Yönerge 1 -
Deprem kayıplarını anlatan belgeden "6 Şubat Kahramanmaraş" ile "2 torununu kaybetti." arasındaki bölümü, bu iki ifade de dahil olmak üzere, hiçbir değişiklik yapmadan alıntılayın.

Belge -
Depremde kaybedilenlerin ardından: 'Küçük bir bahar yaşadı gitti oğlum'

6 Şubat'ta meydana gelen depremde oğlunu ve torunlarını kaybeden Aynur Bereket, "Başarılı bir çocuktu, zeki bir çocuktu ama ömrü kısa oldu, Küçücük bir bahar yaşadı oğlum, sevimliydi, neşeliydi... Küçük bir bahar yaşadı gitti” dedi.

6 Şubat Kahramanmaraş merkezli depremlerde binlerce insan hayatını kaybetti, on binlerce insan da yaralandı.

Adıyamanlı 62 yaşındaki Aynur Bereket ve 66 yaşındaki Abuzer Bereket çifti de 6 Şubat depremlerinde bir oğlunu ve 2 torununu kaybetti.

Yönerge 2 -
Kayıtların ilk satırından "question-9-option-b[interactable]: B. [342,870,357,886]" ifadesini içeren satıra kadar olan satırları, iki uç satır da dahil olmak üzere, hiçbir değişiklik yapmadan yazdırın.

Alıştırma Malzemesi -

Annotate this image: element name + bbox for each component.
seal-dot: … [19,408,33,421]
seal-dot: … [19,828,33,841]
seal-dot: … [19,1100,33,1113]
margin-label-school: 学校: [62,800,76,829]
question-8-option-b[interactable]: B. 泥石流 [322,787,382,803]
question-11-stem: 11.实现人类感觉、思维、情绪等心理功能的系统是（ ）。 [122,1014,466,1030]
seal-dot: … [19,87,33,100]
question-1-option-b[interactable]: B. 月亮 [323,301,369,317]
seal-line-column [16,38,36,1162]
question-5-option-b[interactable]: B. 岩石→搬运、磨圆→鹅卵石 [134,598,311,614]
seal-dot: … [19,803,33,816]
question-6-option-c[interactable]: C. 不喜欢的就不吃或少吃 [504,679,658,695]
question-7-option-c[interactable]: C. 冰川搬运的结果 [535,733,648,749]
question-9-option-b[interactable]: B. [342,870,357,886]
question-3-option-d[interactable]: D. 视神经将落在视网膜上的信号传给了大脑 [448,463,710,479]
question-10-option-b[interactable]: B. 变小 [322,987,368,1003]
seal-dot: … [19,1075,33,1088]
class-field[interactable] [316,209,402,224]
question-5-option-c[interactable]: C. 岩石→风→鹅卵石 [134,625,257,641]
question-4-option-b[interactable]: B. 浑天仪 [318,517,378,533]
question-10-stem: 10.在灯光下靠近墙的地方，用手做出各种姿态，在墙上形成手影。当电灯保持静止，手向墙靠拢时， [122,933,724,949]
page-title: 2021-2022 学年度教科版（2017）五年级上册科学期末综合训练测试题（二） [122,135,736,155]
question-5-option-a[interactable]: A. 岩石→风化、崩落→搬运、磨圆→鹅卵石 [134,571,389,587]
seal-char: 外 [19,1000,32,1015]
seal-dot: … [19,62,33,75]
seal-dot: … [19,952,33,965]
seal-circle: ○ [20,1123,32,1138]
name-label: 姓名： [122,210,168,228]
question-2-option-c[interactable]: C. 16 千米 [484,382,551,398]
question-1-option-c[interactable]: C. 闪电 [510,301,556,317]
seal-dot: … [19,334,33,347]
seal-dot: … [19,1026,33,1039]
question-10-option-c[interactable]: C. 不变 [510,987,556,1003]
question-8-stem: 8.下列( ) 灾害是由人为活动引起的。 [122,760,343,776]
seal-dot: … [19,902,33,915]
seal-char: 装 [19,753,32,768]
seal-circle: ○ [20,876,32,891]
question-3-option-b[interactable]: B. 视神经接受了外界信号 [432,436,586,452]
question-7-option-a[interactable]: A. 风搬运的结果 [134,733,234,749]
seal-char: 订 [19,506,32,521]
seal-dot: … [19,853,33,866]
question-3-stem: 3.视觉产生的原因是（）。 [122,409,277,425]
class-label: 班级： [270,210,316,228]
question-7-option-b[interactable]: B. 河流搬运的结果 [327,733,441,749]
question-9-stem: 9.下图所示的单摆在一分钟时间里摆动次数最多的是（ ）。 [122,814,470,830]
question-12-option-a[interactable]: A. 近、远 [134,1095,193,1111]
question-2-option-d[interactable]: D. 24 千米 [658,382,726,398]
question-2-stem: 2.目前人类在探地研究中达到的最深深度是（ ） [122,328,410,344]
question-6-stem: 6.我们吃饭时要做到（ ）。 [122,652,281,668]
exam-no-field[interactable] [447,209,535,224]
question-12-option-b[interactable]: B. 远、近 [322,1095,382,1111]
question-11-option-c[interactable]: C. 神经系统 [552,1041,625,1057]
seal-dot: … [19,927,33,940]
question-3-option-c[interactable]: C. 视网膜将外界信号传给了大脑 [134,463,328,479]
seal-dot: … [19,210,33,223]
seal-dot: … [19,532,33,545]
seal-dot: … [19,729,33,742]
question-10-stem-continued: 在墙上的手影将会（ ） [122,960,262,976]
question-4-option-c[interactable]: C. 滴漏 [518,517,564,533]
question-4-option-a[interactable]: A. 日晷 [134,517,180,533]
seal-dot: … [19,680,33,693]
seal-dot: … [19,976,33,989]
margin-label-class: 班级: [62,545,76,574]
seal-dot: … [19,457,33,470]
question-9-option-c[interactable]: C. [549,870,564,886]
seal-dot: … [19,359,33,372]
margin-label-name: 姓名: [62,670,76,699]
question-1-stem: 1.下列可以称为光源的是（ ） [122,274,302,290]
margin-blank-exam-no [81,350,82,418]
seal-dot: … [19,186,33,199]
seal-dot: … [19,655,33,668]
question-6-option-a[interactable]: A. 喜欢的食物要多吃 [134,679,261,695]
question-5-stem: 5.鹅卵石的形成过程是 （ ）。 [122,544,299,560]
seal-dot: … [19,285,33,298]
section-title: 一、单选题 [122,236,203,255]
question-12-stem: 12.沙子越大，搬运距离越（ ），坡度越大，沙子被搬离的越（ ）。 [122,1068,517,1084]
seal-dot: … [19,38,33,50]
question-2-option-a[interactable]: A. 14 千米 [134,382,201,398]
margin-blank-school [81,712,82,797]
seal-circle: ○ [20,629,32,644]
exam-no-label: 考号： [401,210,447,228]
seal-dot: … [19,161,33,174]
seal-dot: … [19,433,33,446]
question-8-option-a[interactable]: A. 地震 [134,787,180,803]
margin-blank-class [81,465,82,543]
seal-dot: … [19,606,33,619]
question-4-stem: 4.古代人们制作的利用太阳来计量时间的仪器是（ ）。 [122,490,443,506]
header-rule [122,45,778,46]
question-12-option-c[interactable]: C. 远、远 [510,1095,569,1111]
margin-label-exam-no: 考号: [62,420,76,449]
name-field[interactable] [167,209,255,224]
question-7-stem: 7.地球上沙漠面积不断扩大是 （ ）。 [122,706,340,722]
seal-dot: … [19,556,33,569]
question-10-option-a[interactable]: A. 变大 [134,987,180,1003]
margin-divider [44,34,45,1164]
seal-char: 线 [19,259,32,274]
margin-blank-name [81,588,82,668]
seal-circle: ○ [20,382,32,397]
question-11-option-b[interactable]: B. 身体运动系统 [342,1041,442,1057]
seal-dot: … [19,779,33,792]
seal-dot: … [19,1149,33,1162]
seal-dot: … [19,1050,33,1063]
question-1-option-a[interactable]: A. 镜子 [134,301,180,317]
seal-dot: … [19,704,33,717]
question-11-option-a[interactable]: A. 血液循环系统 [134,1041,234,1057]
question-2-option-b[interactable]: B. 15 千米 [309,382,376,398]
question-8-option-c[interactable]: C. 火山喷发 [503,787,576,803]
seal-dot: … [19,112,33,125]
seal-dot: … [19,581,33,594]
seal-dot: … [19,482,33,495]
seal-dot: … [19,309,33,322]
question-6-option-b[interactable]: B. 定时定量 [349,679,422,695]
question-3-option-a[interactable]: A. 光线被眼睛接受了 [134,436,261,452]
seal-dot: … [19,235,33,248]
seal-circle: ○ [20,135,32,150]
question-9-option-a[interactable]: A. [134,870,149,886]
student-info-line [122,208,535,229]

Görev Çözümü 1 -
6 Şubat Kahramanmaraş merkezli depremlerde binlerce insan hayatını kaybetti, on binlerce insan da yaralandı.

Adıyamanlı 62 yaşındaki Aynur Bereket ve 66 yaşındaki Abuzer Bereket çifti de 6 Şubat depremlerinde bir oğlunu ve 2 torununu kaybetti.

Görev Çözümü 2 -
Annotate this image: element name + bbox for each component.
seal-dot: … [19,408,33,421]
seal-dot: … [19,828,33,841]
seal-dot: … [19,1100,33,1113]
margin-label-school: 学校: [62,800,76,829]
question-8-option-b[interactable]: B. 泥石流 [322,787,382,803]
question-11-stem: 11.实现人类感觉、思维、情绪等心理功能的系统是（ ）。 [122,1014,466,1030]
seal-dot: … [19,87,33,100]
question-1-option-b[interactable]: B. 月亮 [323,301,369,317]
seal-line-column [16,38,36,1162]
question-5-option-b[interactable]: B. 岩石→搬运、磨圆→鹅卵石 [134,598,311,614]
seal-dot: … [19,803,33,816]
question-6-option-c[interactable]: C. 不喜欢的就不吃或少吃 [504,679,658,695]
question-7-option-c[interactable]: C. 冰川搬运的结果 [535,733,648,749]
question-9-option-b[interactable]: B. [342,870,357,886]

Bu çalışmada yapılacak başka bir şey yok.